Aim of the task — Tally the lines with the word "Einstellung" and report the number alone.

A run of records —
◆ ◆ ◆

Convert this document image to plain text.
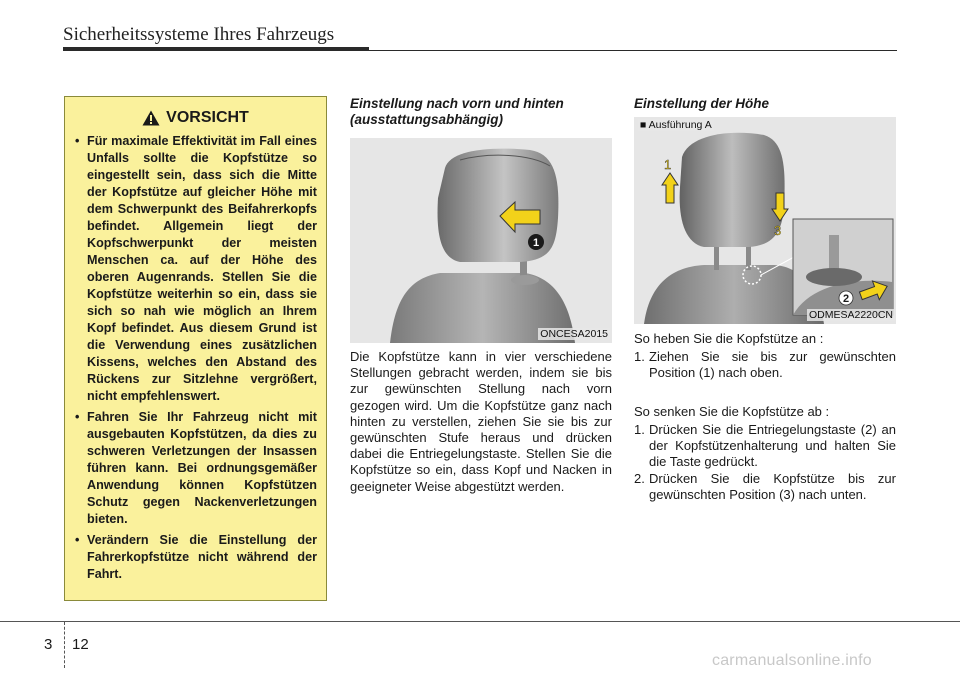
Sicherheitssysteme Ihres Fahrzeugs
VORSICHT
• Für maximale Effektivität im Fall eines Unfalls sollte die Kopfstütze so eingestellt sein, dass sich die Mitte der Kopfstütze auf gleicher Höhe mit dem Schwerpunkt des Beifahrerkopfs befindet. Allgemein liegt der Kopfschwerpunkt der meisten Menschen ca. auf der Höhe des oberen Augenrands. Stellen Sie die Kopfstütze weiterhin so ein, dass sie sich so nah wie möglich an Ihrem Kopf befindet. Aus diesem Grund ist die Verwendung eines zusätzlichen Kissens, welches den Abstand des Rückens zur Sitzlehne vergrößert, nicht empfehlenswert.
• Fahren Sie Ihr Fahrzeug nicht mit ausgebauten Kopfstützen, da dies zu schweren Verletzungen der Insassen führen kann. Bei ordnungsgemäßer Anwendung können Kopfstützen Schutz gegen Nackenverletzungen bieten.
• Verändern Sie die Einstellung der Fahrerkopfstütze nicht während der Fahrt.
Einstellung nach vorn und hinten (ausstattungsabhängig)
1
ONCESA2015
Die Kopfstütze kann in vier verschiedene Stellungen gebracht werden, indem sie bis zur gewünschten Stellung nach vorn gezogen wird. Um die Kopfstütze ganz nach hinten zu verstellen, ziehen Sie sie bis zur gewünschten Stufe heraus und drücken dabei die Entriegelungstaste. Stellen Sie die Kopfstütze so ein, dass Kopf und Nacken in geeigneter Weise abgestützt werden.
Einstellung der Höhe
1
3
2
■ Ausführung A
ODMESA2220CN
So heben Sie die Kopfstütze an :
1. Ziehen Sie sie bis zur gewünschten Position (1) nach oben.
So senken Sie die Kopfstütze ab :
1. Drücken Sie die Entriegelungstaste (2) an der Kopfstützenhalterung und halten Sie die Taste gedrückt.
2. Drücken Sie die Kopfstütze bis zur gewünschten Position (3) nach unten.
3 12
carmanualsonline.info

◆ ◆ ◆

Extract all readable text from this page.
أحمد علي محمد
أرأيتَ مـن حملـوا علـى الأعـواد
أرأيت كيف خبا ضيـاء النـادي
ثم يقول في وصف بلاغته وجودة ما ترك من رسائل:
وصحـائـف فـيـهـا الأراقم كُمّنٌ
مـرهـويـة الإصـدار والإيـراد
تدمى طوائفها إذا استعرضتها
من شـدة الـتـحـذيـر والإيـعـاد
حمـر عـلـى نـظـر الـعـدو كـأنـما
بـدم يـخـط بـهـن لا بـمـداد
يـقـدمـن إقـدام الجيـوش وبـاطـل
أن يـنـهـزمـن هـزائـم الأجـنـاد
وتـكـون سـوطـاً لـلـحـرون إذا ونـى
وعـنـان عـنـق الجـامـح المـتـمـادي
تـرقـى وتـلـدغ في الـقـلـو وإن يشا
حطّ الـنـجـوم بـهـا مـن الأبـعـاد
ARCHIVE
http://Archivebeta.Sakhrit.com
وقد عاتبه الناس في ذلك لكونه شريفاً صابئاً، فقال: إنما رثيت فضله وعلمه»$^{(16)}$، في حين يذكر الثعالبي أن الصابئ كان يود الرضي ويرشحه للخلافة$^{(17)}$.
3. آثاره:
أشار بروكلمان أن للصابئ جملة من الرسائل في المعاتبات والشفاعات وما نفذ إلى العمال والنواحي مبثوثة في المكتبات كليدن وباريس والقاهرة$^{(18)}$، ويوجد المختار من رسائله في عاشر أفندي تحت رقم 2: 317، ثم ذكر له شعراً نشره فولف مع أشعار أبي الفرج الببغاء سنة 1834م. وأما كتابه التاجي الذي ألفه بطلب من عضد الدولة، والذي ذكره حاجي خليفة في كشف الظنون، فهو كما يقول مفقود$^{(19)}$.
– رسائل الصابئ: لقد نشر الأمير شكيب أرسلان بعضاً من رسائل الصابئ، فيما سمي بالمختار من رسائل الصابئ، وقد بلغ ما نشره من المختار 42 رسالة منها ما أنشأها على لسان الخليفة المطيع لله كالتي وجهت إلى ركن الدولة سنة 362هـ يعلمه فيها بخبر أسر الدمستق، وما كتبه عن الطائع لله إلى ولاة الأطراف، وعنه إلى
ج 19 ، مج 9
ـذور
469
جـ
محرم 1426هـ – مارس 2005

◆ ◆ ◆

Result for this task — 3